___ Provided data
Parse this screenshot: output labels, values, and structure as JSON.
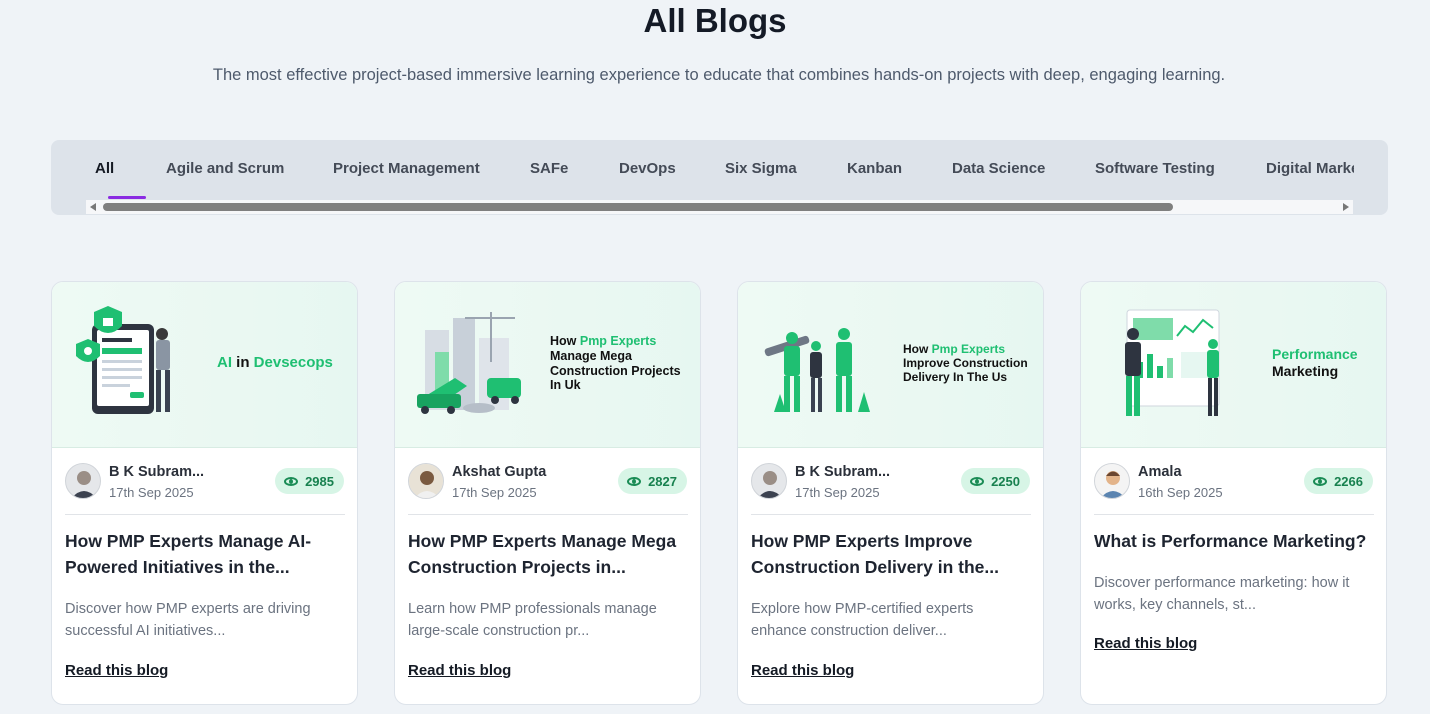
{
  "header": {
    "title": "All Blogs",
    "subtitle": "The most effective project-based immersive learning experience to educate that combines hands-on projects with deep, engaging learning."
  },
  "tabs": [
    {
      "label": "All",
      "active": true
    },
    {
      "label": "Agile and Scrum"
    },
    {
      "label": "Project Management"
    },
    {
      "label": "SAFe"
    },
    {
      "label": "DevOps"
    },
    {
      "label": "Six Sigma"
    },
    {
      "label": "Kanban"
    },
    {
      "label": "Data Science"
    },
    {
      "label": "Software Testing"
    },
    {
      "label": "Digital Marke"
    }
  ],
  "colors": {
    "accent_tab_underline": "#8a2be2",
    "badge_bg": "#d7f5e6",
    "badge_text": "#18814f",
    "image_green": "#1fbf72"
  },
  "cards": [
    {
      "image_text": {
        "g1": "AI",
        "t1": " in ",
        "g2": "Devsecops"
      },
      "author": "B K Subram...",
      "date": "17th Sep 2025",
      "views": "2985",
      "title": "How PMP Experts Manage AI-Powered Initiatives in the...",
      "description": "Discover how PMP experts are driving successful AI initiatives...",
      "link": "Read this blog"
    },
    {
      "image_text": {
        "t1": "How ",
        "g1": "Pmp Experts",
        "t2": "Manage Mega",
        "t3": "Construction Projects",
        "t4": "In Uk"
      },
      "author": "Akshat Gupta",
      "date": "17th Sep 2025",
      "views": "2827",
      "title": "How PMP Experts Manage Mega Construction Projects in...",
      "description": "Learn how PMP professionals manage large-scale construction pr...",
      "link": "Read this blog"
    },
    {
      "image_text": {
        "t1": "How ",
        "g1": "Pmp Experts",
        "t2": "Improve Construction",
        "t3": "Delivery In The Us"
      },
      "author": "B K Subram...",
      "date": "17th Sep 2025",
      "views": "2250",
      "title": "How PMP Experts Improve Construction Delivery in the...",
      "description": "Explore how PMP-certified experts enhance construction deliver...",
      "link": "Read this blog"
    },
    {
      "image_text": {
        "g1": "Performance",
        "t1": "Marketing"
      },
      "author": "Amala",
      "date": "16th Sep 2025",
      "views": "2266",
      "title": "What is Performance Marketing?",
      "description": "Discover performance marketing: how it works, key channels, st...",
      "link": "Read this blog"
    }
  ]
}
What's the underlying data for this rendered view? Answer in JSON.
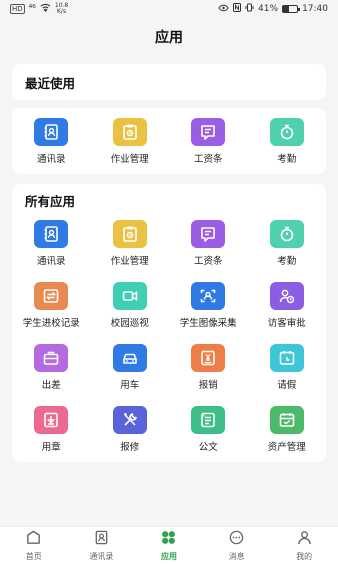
{
  "status_bar": {
    "net_chip": "HD",
    "signal": "⁴⁶",
    "speed_value": "10.8",
    "speed_unit": "K/s",
    "battery": "41%",
    "time": "17:40",
    "battery_level": 0.41
  },
  "header": {
    "title": "应用"
  },
  "recent": {
    "title": "最近使用",
    "apps": [
      {
        "label": "通讯录",
        "icon": "contact-book-icon",
        "color": "#2f7ae5"
      },
      {
        "label": "作业管理",
        "icon": "assignment-icon",
        "color": "#e9c244"
      },
      {
        "label": "工资条",
        "icon": "salary-slip-icon",
        "color": "#9b5de5"
      },
      {
        "label": "考勤",
        "icon": "stopwatch-icon",
        "color": "#4fd1b0"
      }
    ]
  },
  "all_apps": {
    "title": "所有应用",
    "apps": [
      {
        "label": "通讯录",
        "icon": "contact-book-icon",
        "color": "#2f7ae5"
      },
      {
        "label": "作业管理",
        "icon": "assignment-icon",
        "color": "#e9c244"
      },
      {
        "label": "工资条",
        "icon": "salary-slip-icon",
        "color": "#9b5de5"
      },
      {
        "label": "考勤",
        "icon": "stopwatch-icon",
        "color": "#4fd1b0"
      },
      {
        "label": "学生进校记录",
        "icon": "entry-exit-icon",
        "color": "#e88a4f"
      },
      {
        "label": "校园巡视",
        "icon": "video-camera-icon",
        "color": "#3ecfb5"
      },
      {
        "label": "学生图像采集",
        "icon": "face-scan-icon",
        "color": "#2f7ae5"
      },
      {
        "label": "访客审批",
        "icon": "visitor-icon",
        "color": "#8b5de5"
      },
      {
        "label": "出差",
        "icon": "briefcase-icon",
        "color": "#b46be0"
      },
      {
        "label": "用车",
        "icon": "car-icon",
        "color": "#2f7ae5"
      },
      {
        "label": "报销",
        "icon": "reimburse-icon",
        "color": "#ef7d45"
      },
      {
        "label": "请假",
        "icon": "leave-calendar-icon",
        "color": "#3cc6d6"
      },
      {
        "label": "用章",
        "icon": "stamp-icon",
        "color": "#ec6a8f"
      },
      {
        "label": "报修",
        "icon": "tools-icon",
        "color": "#5a63d9"
      },
      {
        "label": "公文",
        "icon": "document-icon",
        "color": "#3ebd86"
      },
      {
        "label": "资产管理",
        "icon": "asset-calendar-icon",
        "color": "#4db96a"
      }
    ]
  },
  "tab_bar": {
    "active_color": "#2ea44f",
    "tabs": [
      {
        "label": "首页",
        "icon": "home-icon",
        "active": false
      },
      {
        "label": "通讯录",
        "icon": "contacts-tab-icon",
        "active": false
      },
      {
        "label": "应用",
        "icon": "apps-grid-icon",
        "active": true
      },
      {
        "label": "消息",
        "icon": "message-icon",
        "active": false
      },
      {
        "label": "我的",
        "icon": "profile-icon",
        "active": false
      }
    ]
  }
}
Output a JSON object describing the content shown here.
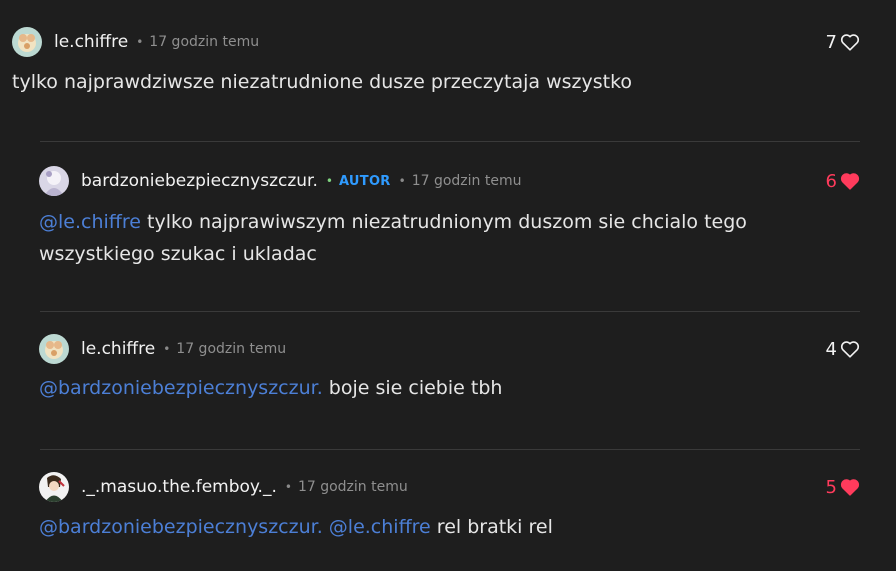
{
  "comments": [
    {
      "username": "le.chiffre",
      "time": "17 godzin temu",
      "likes": "7",
      "liked": false,
      "text": "tylko najprawdziwsze niezatrudnione dusze przeczytaja wszystko"
    },
    {
      "username": "bardzoniebezpiecznyszczur.",
      "badge": "AUTOR",
      "time": "17 godzin temu",
      "likes": "6",
      "liked": true,
      "mentions": [
        "@le.chiffre"
      ],
      "text": "tylko najprawiwszym niezatrudnionym duszom sie chcialo tego wszystkiego szukac i ukladac"
    },
    {
      "username": "le.chiffre",
      "time": "17 godzin temu",
      "likes": "4",
      "liked": false,
      "mentions": [
        "@bardzoniebezpiecznyszczur."
      ],
      "text": "boje sie ciebie tbh"
    },
    {
      "username": "._.masuo.the.femboy._.",
      "time": "17 godzin temu",
      "likes": "5",
      "liked": true,
      "mentions": [
        "@bardzoniebezpiecznyszczur.",
        "@le.chiffre"
      ],
      "text": "rel bratki rel"
    }
  ],
  "separator": "•",
  "colors": {
    "background": "#1e1e1e",
    "mention": "#4c7fd6",
    "author_badge": "#2f9bff",
    "liked_heart": "#ff3b5c"
  },
  "icons": {
    "like": "heart-outline-icon",
    "liked": "heart-filled-icon"
  }
}
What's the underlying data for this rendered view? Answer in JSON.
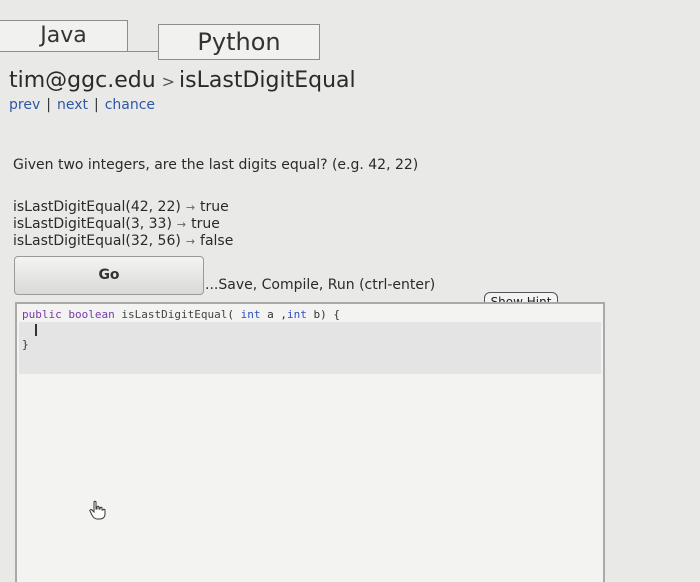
______
Read the lines above. Gather those in which the string "views" is found.

      "views": "2985",
      "views": "2827",
      "views": "2250",
      "views": "2266",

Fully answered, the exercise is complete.